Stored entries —
** begin **
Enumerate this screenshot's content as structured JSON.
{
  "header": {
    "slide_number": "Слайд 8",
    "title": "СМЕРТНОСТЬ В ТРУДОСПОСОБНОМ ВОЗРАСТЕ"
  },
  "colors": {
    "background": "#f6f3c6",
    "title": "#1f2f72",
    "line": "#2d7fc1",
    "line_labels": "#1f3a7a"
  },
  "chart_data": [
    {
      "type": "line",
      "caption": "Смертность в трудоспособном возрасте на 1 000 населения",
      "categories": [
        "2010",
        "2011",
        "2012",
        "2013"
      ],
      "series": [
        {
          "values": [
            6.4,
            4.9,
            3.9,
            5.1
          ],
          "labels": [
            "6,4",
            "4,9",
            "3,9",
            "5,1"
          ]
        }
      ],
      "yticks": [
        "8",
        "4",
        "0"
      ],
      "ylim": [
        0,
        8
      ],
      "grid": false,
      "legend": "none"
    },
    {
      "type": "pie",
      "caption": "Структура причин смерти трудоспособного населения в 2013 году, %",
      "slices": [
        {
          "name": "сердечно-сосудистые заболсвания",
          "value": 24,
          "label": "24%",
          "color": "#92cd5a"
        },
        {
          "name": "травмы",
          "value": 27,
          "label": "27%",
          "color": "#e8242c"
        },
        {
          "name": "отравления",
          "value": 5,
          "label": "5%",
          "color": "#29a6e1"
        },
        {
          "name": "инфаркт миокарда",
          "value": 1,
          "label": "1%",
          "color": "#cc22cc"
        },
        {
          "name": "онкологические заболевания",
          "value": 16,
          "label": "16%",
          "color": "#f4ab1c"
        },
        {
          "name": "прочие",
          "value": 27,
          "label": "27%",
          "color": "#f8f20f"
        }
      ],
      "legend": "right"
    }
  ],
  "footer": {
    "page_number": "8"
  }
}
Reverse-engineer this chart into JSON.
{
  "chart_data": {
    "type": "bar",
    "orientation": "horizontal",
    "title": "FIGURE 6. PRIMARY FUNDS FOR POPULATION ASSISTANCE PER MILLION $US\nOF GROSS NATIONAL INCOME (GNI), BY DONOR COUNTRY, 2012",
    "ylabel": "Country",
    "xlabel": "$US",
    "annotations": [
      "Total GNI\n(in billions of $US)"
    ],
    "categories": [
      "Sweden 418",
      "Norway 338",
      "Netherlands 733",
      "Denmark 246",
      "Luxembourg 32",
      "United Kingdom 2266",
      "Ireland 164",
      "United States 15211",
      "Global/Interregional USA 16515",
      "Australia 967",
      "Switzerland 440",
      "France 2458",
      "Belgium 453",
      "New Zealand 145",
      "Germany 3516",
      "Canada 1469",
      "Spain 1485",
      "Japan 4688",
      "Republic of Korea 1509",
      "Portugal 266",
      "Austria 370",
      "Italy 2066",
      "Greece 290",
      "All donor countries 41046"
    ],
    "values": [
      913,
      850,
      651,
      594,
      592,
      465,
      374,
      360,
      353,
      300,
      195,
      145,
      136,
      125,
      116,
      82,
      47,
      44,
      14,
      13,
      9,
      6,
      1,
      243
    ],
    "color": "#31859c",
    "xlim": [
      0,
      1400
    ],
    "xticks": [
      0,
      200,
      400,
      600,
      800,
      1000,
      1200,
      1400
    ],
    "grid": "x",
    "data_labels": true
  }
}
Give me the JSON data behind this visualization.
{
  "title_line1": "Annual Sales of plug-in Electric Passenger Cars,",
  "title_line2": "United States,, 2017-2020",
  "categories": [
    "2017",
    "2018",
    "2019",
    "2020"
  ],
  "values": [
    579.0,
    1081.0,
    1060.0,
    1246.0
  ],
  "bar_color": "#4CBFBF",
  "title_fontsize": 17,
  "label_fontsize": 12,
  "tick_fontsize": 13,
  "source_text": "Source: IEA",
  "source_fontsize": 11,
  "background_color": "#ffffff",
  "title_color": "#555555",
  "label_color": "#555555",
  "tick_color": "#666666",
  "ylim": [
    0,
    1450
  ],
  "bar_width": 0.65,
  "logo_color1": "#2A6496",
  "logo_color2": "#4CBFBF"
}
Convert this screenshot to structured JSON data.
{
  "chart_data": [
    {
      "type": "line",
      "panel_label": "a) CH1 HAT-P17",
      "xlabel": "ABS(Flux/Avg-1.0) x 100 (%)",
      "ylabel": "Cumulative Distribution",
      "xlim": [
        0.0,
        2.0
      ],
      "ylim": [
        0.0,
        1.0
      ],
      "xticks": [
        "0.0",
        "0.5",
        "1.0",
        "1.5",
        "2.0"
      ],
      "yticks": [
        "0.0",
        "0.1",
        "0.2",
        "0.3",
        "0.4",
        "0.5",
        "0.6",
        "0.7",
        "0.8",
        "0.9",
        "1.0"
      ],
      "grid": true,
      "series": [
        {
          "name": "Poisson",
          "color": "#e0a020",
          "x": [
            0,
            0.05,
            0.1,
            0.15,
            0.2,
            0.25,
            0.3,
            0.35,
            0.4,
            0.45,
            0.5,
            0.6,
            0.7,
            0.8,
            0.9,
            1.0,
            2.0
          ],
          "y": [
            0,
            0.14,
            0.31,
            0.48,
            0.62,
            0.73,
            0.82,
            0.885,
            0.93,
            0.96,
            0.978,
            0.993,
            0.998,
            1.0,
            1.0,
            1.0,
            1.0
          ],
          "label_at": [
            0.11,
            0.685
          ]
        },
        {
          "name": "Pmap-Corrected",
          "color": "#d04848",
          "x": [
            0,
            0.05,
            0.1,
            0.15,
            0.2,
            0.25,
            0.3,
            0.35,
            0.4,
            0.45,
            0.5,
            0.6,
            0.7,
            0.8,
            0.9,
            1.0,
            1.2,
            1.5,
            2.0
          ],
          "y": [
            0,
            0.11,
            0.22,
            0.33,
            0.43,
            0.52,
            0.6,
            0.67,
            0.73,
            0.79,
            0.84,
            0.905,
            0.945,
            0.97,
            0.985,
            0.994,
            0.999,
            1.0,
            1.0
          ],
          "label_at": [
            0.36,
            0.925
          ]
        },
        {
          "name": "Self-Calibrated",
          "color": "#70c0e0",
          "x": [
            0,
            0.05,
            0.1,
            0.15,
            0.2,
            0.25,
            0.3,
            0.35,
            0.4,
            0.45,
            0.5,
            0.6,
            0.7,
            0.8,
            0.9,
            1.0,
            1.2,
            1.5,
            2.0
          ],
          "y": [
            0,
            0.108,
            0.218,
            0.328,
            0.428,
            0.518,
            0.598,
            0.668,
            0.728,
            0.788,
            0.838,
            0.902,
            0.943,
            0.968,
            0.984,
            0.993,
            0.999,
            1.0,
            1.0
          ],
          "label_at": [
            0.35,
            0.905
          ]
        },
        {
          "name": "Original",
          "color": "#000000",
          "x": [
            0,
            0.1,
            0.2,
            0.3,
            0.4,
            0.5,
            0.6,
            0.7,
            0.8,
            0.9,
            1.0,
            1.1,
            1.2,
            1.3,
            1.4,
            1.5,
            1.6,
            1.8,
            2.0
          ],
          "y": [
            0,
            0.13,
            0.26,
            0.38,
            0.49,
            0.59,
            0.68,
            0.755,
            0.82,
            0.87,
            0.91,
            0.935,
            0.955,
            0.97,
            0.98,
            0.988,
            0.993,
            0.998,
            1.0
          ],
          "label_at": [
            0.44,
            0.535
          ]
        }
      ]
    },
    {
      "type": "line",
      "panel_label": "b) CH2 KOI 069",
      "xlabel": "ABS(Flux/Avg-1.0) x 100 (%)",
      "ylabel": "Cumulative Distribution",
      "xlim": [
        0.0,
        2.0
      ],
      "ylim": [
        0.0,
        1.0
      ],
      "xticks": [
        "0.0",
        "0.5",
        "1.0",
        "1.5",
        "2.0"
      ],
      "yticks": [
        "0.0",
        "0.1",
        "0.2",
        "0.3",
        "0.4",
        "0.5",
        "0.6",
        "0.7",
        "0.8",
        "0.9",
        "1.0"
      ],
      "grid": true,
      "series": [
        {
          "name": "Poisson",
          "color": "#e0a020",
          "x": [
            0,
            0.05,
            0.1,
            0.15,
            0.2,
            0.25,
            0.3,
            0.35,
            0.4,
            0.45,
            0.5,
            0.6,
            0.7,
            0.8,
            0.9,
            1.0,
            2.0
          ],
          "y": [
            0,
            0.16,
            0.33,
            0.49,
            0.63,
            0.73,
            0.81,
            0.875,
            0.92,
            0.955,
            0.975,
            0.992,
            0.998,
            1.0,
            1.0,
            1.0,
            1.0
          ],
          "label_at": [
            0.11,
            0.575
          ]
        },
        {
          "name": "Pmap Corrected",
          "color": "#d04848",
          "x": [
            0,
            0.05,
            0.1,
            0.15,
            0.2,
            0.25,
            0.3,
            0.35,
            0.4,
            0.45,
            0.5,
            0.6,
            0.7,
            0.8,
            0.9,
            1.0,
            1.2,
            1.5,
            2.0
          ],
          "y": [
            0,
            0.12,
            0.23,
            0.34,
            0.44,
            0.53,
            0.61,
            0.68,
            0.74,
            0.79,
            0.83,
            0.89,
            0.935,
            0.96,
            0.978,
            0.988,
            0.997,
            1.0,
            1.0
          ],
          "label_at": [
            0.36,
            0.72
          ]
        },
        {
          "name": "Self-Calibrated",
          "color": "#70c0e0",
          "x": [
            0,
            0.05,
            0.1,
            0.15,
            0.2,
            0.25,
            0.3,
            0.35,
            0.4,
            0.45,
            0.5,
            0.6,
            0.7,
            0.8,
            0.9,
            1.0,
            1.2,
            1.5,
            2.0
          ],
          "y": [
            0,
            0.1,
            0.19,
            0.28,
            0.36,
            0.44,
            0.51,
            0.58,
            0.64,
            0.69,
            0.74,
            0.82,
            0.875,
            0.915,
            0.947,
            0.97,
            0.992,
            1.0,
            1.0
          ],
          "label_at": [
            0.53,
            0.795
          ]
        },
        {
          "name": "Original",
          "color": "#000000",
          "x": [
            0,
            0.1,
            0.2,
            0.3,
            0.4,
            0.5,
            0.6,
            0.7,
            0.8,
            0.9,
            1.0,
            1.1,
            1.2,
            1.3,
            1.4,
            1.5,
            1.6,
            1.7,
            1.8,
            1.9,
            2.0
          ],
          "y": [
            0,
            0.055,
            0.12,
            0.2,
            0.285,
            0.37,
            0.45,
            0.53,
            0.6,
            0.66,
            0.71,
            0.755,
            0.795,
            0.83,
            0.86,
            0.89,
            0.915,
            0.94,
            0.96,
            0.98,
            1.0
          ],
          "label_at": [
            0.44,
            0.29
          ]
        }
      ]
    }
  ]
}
** end **
Task objective —
Pick out all lines containing the string "Pmap".

Result —
          "name": "Pmap-Corrected",
          "name": "Pmap Corrected",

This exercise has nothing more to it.